Carry none of the pictures over; write out the complete data exactly.

Extracted records
'''
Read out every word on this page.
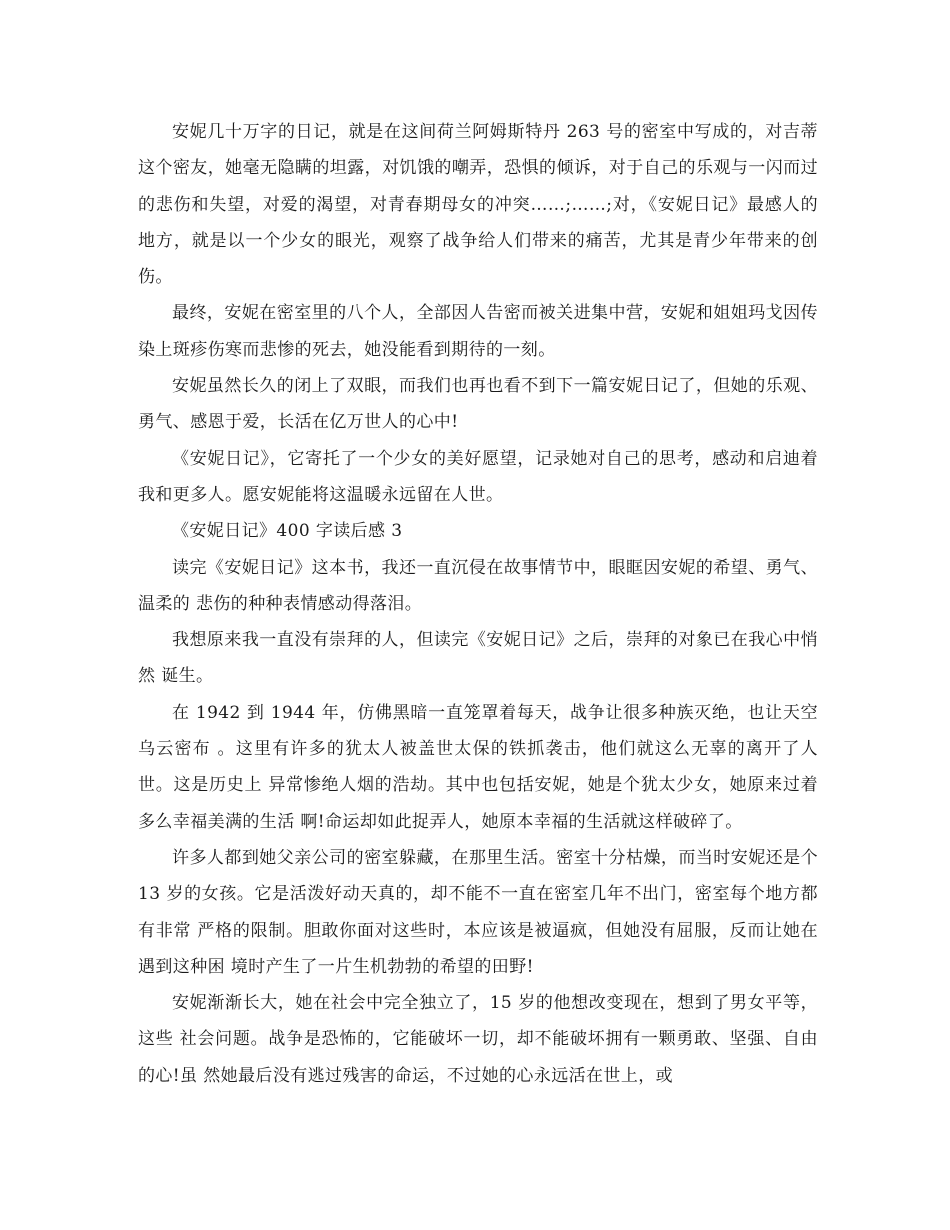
安妮几十万字的日记，就是在这间荷兰阿姆斯特丹 263 号的密室中写成的，对吉蒂这个密友，她毫无隐瞒的坦露，对饥饿的嘲弄，恐惧的倾诉，对于自己的乐观与一闪而过的悲伤和失望，对爱的渴望，对青春期母女的冲突……;……;对，《安妮日记》最感人的地方，就是以一个少女的眼光，观察了战争给人们带来的痛苦，尤其是青少年带来的创伤。

最终，安妮在密室里的八个人，全部因人告密而被关进集中营，安妮和姐姐玛戈因传染上斑疹伤寒而悲惨的死去，她没能看到期待的一刻。

安妮虽然长久的闭上了双眼，而我们也再也看不到下一篇安妮日记了，但她的乐观、勇气、感恩于爱，长活在亿万世人的心中!

《安妮日记》，它寄托了一个少女的美好愿望，记录她对自己的思考，感动和启迪着我和更多人。愿安妮能将这温暖永远留在人世。

《安妮日记》400 字读后感 3

读完《安妮日记》这本书，我还一直沉侵在故事情节中，眼眶因安妮的希望、勇气、温柔的 悲伤的种种表情感动得落泪。

我想原来我一直没有崇拜的人，但读完《安妮日记》之后，崇拜的对象已在我心中悄然 诞生。

在 1942 到 1944 年，仿佛黑暗一直笼罩着每天，战争让很多种族灭绝，也让天空乌云密布 。这里有许多的犹太人被盖世太保的铁抓袭击，他们就这么无辜的离开了人世。这是历史上 异常惨绝人烟的浩劫。其中也包括安妮，她是个犹太少女，她原来过着多么幸福美满的生活 啊!命运却如此捉弄人，她原本幸福的生活就这样破碎了。

许多人都到她父亲公司的密室躲藏，在那里生活。密室十分枯燥，而当时安妮还是个 13 岁的女孩。它是活泼好动天真的，却不能不一直在密室几年不出门，密室每个地方都有非常 严格的限制。胆敢你面对这些时，本应该是被逼疯，但她没有屈服，反而让她在遇到这种困 境时产生了一片生机勃勃的希望的田野!

安妮渐渐长大，她在社会中完全独立了，15 岁的他想改变现在，想到了男女平等，这些 社会问题。战争是恐怖的，它能破坏一切，却不能破坏拥有一颗勇敢、坚强、自由的心!虽 然她最后没有逃过残害的命运，不过她的心永远活在世上，或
'''
Full output
Read out every word on this page.
安妮几十万字的日记，就是在这间荷兰阿姆斯特丹 263 号的密室中写成的，对吉蒂这个密友，她毫无隐瞒的坦露，对饥饿的嘲弄，恐惧的倾诉，对于自己的乐观与一闪而过的悲伤和失望，对爱的渴望，对青春期母女的冲突……;……;对，《安妮日记》最感人的地方，就是以一个少女的眼光，观察了战争给人们带来的痛苦，尤其是青少年带来的创伤。

最终，安妮在密室里的八个人，全部因人告密而被关进集中营，安妮和姐姐玛戈因传染上斑疹伤寒而悲惨的死去，她没能看到期待的一刻。

安妮虽然长久的闭上了双眼，而我们也再也看不到下一篇安妮日记了，但她的乐观、勇气、感恩于爱，长活在亿万世人的心中!

《安妮日记》，它寄托了一个少女的美好愿望，记录她对自己的思考，感动和启迪着我和更多人。愿安妮能将这温暖永远留在人世。

《安妮日记》400 字读后感 3

读完《安妮日记》这本书，我还一直沉侵在故事情节中，眼眶因安妮的希望、勇气、温柔的 悲伤的种种表情感动得落泪。

我想原来我一直没有崇拜的人，但读完《安妮日记》之后，崇拜的对象已在我心中悄然 诞生。

在 1942 到 1944 年，仿佛黑暗一直笼罩着每天，战争让很多种族灭绝，也让天空乌云密布 。这里有许多的犹太人被盖世太保的铁抓袭击，他们就这么无辜的离开了人世。这是历史上 异常惨绝人烟的浩劫。其中也包括安妮，她是个犹太少女，她原来过着多么幸福美满的生活 啊!命运却如此捉弄人，她原本幸福的生活就这样破碎了。

许多人都到她父亲公司的密室躲藏，在那里生活。密室十分枯燥，而当时安妮还是个 13 岁的女孩。它是活泼好动天真的，却不能不一直在密室几年不出门，密室每个地方都有非常 严格的限制。胆敢你面对这些时，本应该是被逼疯，但她没有屈服，反而让她在遇到这种困 境时产生了一片生机勃勃的希望的田野!

安妮渐渐长大，她在社会中完全独立了，15 岁的他想改变现在，想到了男女平等，这些 社会问题。战争是恐怖的，它能破坏一切，却不能破坏拥有一颗勇敢、坚强、自由的心!虽 然她最后没有逃过残害的命运，不过她的心永远活在世上，或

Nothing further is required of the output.